EXERCISE REQUIREMENTS ▸ Wherever the word "leaves" appears in a line, copy that line.
--- start of MATERIAL PROVIDED ---
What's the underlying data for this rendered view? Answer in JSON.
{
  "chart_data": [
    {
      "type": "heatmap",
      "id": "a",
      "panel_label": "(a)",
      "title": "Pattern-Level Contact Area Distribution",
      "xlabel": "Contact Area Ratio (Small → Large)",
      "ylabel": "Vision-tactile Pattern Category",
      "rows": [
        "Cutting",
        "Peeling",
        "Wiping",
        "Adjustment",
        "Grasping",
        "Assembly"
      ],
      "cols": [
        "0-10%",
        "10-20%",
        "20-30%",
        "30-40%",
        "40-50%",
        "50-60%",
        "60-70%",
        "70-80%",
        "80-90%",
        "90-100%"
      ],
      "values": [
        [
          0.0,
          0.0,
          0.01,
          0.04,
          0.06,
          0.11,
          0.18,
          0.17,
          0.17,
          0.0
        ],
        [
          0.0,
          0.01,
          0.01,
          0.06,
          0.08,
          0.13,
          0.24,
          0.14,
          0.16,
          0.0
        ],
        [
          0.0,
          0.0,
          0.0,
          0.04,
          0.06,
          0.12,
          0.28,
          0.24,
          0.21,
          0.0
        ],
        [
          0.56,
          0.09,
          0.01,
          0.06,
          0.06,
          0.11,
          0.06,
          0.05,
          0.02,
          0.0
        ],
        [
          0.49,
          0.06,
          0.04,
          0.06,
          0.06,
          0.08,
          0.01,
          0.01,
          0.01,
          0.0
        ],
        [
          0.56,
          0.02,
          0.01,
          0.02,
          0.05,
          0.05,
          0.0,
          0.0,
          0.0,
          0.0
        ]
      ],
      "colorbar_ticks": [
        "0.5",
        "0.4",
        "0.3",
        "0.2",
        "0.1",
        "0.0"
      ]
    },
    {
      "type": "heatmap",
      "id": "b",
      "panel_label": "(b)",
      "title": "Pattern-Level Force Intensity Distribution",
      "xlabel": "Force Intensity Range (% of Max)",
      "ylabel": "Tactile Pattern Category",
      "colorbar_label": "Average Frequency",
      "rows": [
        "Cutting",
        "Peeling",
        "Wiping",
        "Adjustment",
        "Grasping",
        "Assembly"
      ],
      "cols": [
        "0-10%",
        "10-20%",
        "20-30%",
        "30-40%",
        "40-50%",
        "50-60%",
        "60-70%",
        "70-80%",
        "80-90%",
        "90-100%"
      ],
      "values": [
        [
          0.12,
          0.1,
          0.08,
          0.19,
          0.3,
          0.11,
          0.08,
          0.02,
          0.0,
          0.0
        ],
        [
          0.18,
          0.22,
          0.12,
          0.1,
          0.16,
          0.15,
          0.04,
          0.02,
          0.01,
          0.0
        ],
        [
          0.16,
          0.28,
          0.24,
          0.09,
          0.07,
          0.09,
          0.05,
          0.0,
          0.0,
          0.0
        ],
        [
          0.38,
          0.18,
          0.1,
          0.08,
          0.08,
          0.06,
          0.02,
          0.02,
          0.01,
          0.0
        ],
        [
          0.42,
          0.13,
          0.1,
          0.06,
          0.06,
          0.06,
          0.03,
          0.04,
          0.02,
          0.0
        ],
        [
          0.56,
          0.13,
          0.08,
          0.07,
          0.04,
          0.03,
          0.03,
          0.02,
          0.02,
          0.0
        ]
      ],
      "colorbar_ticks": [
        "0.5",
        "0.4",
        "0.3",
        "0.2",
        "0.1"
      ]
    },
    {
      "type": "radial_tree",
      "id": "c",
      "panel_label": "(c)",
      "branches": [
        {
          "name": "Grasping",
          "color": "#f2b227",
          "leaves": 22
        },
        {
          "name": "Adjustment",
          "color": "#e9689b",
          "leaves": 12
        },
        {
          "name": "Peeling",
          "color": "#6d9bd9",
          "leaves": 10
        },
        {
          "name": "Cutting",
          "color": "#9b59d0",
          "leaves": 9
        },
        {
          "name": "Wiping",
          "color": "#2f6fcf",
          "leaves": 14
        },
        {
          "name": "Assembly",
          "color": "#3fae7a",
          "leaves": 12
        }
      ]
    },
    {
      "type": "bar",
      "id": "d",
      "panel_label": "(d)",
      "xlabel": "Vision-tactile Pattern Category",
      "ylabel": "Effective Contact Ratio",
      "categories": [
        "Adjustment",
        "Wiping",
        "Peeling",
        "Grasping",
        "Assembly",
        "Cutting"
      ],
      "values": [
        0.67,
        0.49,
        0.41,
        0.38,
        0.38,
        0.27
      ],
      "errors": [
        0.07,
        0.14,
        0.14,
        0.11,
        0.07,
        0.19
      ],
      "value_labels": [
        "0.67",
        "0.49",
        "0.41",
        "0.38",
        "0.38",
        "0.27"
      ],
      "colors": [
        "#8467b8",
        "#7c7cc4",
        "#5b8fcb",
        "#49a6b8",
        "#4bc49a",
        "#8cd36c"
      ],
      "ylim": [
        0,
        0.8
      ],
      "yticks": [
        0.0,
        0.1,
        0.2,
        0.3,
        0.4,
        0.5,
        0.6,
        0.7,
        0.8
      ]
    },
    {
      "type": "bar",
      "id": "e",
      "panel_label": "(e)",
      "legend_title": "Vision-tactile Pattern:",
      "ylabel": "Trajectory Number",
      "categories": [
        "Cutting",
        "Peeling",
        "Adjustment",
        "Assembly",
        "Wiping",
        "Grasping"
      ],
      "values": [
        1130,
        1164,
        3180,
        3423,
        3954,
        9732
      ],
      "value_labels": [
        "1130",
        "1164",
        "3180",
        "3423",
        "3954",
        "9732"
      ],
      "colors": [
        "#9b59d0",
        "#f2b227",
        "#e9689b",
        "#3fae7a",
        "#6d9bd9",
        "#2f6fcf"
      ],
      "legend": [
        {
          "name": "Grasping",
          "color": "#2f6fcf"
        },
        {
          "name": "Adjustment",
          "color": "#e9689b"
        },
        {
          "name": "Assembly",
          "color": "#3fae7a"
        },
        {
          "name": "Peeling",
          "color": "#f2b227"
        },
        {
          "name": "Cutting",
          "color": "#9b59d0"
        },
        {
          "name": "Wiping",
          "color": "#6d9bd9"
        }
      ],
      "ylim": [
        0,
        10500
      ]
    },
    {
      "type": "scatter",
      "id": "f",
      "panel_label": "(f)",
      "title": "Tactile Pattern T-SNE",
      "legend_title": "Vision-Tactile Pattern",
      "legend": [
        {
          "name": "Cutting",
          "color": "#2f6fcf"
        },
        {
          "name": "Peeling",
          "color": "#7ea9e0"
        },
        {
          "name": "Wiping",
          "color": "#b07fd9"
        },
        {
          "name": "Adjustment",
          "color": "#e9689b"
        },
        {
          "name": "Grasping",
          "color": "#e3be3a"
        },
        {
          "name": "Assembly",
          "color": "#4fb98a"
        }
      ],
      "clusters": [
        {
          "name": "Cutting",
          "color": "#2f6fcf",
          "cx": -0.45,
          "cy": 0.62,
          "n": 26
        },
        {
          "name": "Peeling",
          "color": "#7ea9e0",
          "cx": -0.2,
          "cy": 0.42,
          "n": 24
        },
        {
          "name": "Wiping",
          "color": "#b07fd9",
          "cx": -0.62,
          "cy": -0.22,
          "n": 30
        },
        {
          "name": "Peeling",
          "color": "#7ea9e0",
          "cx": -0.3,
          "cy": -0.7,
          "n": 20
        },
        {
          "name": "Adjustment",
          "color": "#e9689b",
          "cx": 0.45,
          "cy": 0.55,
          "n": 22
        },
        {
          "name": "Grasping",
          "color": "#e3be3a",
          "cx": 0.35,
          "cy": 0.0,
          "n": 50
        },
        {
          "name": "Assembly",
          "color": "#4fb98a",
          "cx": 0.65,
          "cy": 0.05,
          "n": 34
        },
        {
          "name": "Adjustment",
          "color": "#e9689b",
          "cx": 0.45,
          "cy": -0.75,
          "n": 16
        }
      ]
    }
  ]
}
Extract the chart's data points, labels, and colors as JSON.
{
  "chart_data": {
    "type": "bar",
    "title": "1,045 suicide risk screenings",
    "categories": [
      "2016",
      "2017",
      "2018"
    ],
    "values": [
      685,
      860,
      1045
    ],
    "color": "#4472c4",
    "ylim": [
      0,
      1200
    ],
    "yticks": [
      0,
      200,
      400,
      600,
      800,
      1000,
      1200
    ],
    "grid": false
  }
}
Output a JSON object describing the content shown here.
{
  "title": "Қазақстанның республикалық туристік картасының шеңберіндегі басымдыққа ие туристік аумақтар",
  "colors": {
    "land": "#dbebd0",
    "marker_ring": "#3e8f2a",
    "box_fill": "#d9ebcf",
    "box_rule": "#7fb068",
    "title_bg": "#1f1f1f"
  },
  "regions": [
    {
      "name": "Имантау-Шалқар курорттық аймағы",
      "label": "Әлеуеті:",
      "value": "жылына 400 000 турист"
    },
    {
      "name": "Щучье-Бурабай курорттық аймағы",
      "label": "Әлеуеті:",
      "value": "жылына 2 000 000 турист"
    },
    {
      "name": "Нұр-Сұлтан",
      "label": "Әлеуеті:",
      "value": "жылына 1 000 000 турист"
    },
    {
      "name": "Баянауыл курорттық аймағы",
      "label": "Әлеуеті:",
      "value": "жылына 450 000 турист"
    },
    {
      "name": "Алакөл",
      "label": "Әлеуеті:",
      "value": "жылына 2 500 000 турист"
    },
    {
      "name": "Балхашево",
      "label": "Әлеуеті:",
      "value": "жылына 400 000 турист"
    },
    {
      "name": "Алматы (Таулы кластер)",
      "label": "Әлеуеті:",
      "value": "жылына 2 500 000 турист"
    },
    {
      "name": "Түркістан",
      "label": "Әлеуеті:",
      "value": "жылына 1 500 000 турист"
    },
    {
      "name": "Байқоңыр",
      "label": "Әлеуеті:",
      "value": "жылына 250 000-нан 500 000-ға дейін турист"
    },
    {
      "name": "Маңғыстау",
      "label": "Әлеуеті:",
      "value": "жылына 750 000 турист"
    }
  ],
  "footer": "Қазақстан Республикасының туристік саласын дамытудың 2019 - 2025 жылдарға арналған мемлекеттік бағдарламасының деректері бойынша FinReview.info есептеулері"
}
--- end of MATERIAL PROVIDED ---
COMPLETE ANSWER ▸
          "leaves": 22
          "leaves": 12
          "leaves": 10
          "leaves": 9
          "leaves": 14
          "leaves": 12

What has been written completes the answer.